====== TEXT SEGMENT ======

Special Meeting of the OAS Permanent Council “Remember Slavery: Recognizing the Legacy and Contributions of People of African Descent in the Americas”
Carter Goodwin Woodson, noted African American author and historian, makes the point that throughout recorded history descendants of the African slave trade have been underrepresented and unevenly recognized for their varied and myriad contributions to civilization and what I will call world peace, progress, prosperity, and pleasure.
Of the roughly seven billion people who inhabit this planet, 1.5 billion are classified as white and blacks account for 1.1 billion. The remaining 4 billion plus are somewhere in the middle. Black people, for the most part, live on 3 continents - Africa and North and South Americas. Throughout history, there is a paucity of written material that records the positive influences and storied contributions that black citizens of the world have made toward global peace, prosperity and pleasure. It is this vacuum, this systematic oversight, that Carter Woodson calls history’s black hole.
Having endured slavery; having shaken off the cloak of colonialism; having triumphed over Jim Crow laws in the United States, apartheid in South Africa, slavery throughout most of the diaspora, people of African descent – except for political power – are still far too often near the bottom.
Despite this, I contend that some of the greatest exploits in human endeavor were spawned from the minds of descendants of the trans-Atlantic slave trade.
In the Americas, some 200 million persons are of African descent. Many more live elsewhere. Given the protracted ill efforts of slavery and colonialism, the United Nations by General Assembly Resolution 68/237 has declared 2015 to 2024 “The International Decade for People of African Descent”. Sadly, this clarion call towards human upliftment has gotten all but lost in the glow of the Millennium and Sustainable Development Goals.
I would like to suggest however, that we utilize our best efforts to celebrate the lives and contributions of those of African descent who contributed significantly to filling history’s black hole through the promotion of peace throughout the Americas. In this regard, let us salute and celebrate the lifetime contributions of:
With respect to progress within the Americas and the contributions of people of African descent, we need look no further than how all of us, without exception, have a descendant of slavery to thank for many of life’s comforts we so easily take for granted.
And so we have looked however briefly at how descendants of slavery contributed to peace and progress throughout the Americas. I therefore now turn to my third “P” – pleasure. In what ways have descendants of slaves contributed to our level of pleasure throughout the Americas. In the interest of time I will cite just two categories of pleasure from which we have all benefitted: music and sports.

====== RECORDED DATA ======

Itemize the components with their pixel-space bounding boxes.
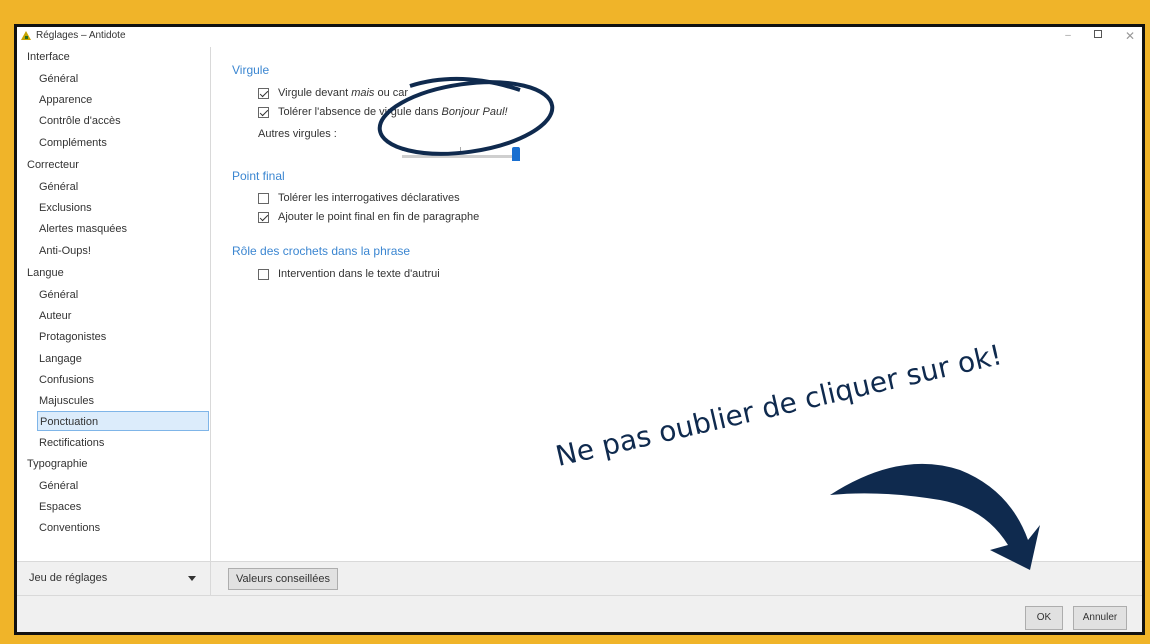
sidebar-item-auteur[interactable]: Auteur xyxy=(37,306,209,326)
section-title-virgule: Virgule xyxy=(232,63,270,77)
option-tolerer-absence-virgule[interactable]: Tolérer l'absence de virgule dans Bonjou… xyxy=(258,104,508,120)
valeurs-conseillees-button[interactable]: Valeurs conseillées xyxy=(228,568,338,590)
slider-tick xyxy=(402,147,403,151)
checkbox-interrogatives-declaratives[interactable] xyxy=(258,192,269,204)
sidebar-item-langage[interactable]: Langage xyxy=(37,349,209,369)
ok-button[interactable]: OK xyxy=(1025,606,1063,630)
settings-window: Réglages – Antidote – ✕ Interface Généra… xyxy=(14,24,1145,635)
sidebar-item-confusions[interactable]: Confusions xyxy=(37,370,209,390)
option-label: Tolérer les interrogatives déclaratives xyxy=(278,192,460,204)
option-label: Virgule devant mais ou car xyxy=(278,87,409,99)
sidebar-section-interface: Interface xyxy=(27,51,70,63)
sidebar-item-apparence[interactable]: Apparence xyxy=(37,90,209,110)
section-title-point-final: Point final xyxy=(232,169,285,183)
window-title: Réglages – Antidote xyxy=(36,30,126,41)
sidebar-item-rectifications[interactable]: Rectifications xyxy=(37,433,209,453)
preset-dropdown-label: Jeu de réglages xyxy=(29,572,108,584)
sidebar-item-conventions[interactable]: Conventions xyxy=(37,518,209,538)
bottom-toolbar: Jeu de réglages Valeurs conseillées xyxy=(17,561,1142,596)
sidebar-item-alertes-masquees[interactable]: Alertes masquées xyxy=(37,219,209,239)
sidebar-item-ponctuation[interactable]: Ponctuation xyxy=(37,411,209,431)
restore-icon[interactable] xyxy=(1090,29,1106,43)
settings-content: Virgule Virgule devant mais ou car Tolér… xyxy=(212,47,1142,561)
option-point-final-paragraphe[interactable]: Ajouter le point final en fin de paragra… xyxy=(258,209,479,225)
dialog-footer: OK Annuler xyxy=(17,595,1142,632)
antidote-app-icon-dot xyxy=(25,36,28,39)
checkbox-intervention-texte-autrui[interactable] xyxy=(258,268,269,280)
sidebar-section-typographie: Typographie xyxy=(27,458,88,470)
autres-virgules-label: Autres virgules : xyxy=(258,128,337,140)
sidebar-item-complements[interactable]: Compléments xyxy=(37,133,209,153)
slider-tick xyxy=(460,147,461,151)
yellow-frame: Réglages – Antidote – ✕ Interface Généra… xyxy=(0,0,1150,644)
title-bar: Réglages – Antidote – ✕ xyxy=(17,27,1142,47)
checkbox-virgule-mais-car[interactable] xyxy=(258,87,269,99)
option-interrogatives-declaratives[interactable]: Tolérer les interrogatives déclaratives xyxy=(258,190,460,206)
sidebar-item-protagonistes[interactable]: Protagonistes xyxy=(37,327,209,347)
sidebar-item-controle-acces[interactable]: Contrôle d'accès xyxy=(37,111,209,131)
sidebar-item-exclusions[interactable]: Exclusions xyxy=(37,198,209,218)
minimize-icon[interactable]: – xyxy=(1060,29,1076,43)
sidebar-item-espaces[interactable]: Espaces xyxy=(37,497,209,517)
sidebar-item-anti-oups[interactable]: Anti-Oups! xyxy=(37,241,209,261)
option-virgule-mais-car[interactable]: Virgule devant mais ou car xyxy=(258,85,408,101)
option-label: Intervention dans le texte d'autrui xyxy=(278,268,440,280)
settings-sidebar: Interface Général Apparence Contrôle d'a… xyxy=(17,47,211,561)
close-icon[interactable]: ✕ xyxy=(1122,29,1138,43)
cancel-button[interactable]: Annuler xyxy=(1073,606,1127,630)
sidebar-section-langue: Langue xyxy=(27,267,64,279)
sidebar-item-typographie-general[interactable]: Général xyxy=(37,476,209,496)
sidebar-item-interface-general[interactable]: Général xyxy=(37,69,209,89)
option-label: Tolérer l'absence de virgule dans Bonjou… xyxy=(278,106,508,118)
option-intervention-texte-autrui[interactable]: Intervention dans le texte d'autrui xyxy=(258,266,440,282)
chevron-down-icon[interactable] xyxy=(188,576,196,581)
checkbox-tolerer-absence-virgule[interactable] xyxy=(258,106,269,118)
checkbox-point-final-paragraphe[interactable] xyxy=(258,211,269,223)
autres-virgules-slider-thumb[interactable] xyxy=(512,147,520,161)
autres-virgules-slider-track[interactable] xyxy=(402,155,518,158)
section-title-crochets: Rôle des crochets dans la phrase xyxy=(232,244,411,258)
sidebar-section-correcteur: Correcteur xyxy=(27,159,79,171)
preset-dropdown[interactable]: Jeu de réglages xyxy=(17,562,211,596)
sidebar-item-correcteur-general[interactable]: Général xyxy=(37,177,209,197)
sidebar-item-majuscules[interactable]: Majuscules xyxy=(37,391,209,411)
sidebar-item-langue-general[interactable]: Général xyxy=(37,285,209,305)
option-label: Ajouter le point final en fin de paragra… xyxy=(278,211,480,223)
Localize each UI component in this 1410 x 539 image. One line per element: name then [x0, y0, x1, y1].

======
====== RECORDED DATA ======

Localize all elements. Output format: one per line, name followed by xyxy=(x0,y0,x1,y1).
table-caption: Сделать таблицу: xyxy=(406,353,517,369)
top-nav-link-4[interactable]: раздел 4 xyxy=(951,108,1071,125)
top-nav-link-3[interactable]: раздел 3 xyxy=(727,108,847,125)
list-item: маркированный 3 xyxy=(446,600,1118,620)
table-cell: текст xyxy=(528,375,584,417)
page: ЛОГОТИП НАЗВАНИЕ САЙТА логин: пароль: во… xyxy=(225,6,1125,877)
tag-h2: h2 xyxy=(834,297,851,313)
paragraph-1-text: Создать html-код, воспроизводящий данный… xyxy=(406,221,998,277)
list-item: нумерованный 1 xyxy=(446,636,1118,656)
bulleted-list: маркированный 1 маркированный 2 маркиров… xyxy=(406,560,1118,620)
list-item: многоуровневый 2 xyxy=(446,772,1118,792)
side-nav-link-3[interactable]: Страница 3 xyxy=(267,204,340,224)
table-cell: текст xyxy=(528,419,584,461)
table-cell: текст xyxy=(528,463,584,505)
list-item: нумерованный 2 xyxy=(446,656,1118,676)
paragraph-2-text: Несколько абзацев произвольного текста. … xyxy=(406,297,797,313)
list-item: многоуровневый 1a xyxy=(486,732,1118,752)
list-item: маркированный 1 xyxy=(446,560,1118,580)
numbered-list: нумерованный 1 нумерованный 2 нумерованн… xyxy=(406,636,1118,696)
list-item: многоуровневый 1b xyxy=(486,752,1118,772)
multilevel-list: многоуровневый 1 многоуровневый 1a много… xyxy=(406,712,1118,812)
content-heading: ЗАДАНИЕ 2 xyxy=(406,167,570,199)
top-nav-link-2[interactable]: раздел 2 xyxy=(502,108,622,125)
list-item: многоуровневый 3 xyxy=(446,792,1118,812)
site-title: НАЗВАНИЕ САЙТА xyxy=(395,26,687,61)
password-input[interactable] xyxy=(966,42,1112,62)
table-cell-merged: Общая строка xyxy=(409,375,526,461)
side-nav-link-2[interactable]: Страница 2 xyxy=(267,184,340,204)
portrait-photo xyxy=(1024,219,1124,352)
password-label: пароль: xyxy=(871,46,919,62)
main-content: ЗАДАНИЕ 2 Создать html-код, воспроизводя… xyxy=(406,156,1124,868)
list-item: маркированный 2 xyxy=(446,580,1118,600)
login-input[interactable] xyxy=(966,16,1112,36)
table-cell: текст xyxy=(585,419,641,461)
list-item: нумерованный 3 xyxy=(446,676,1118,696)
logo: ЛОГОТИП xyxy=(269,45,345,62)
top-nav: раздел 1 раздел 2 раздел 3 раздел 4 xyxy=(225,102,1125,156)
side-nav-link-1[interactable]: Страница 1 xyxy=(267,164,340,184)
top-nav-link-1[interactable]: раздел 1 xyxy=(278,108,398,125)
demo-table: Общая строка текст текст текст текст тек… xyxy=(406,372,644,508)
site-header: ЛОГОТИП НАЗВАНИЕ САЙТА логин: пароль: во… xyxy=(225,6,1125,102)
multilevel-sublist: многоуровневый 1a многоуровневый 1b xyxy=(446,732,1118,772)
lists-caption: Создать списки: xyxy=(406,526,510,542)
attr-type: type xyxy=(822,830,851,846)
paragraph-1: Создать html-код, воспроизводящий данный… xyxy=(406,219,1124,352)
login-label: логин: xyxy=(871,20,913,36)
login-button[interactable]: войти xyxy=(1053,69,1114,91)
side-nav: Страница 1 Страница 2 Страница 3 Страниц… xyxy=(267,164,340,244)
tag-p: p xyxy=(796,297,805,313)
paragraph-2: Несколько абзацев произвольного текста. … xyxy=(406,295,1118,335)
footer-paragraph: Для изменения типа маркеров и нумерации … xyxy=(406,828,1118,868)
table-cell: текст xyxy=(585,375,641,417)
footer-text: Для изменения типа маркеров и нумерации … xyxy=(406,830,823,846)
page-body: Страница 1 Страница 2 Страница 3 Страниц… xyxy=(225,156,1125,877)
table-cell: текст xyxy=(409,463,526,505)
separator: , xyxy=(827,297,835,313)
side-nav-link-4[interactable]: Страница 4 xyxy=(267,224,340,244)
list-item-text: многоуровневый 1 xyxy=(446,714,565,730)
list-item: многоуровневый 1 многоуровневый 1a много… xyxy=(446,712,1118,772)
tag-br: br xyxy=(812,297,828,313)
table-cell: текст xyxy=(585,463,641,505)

======

• **STATED TASK 1**: In the speech on people of African descent in the Americas, why does the speaker say the United Nations' call for the International Decade for People of African Descent has not been heard? Answer in one to three sentences.
• **STATED TASK 2**: Please list every form of oppression that the speech on people of African descent says they have endured, shaken off or triumphed over.
• **STATED TASK 3**: Write the next part of the speech on people of African descent in the Americas, going on from its last sentence.

• **RIGHT ANSWER 1**: The speaker says the call has gotten all but lost in the glow of the Millennium and Sustainable Development Goals. Attention has gone to those goals, so the Decade declared by General Assembly Resolution 68/237 for 2015 to 2024 has been largely overlooked.

• **RIGHT ANSWER 2**:
- Slavery
- Colonialism
- Jim Crow laws in the United States
- Apartheid in South Africa

• **RIGHT ANSWER 3**:
What would our world be without reggae and Bob Marley? Imagine a world without the Mighty Sparrow. But there’s not just reggae and soca that are outflows of the African experience, there’s also jazz, the blues, gospel, rhythm and blues, rap, rock and roll and soul music – all of which can be traced back to the Motherland and all of which have infused millions of hearts irrespective of race or language with a sense of hope, happiness, love, endurance and survival. So while Bob Marley is immortal, and while the Mighty Sparrow is eternal, we must pause every now and then to salute Michael Jackson, Nat King Cole, Ella Fitzgerald, Duke Ellington, Otis Redding, Percy Sledge, Whitney Houston, Byron Lee, Harry Belafonte, Aretha Franklin, Celia Cruz, Josephine Baker and countless others who contributed to our joyful tears, teenage romantic moments and can-do spirit.
Finally, as a source of pleasure, descendants of slavery have used the instrument of sports to warm our collective hearts, knit us together and lift our spirits during our deepest, darkest hours.
If you like boxing, there were none greater than Joe Louis and Mohammed Ali; if you prefer basketball, you may wish to know that blacks make up 75% of the players in the National Basketball Association. Pleasure!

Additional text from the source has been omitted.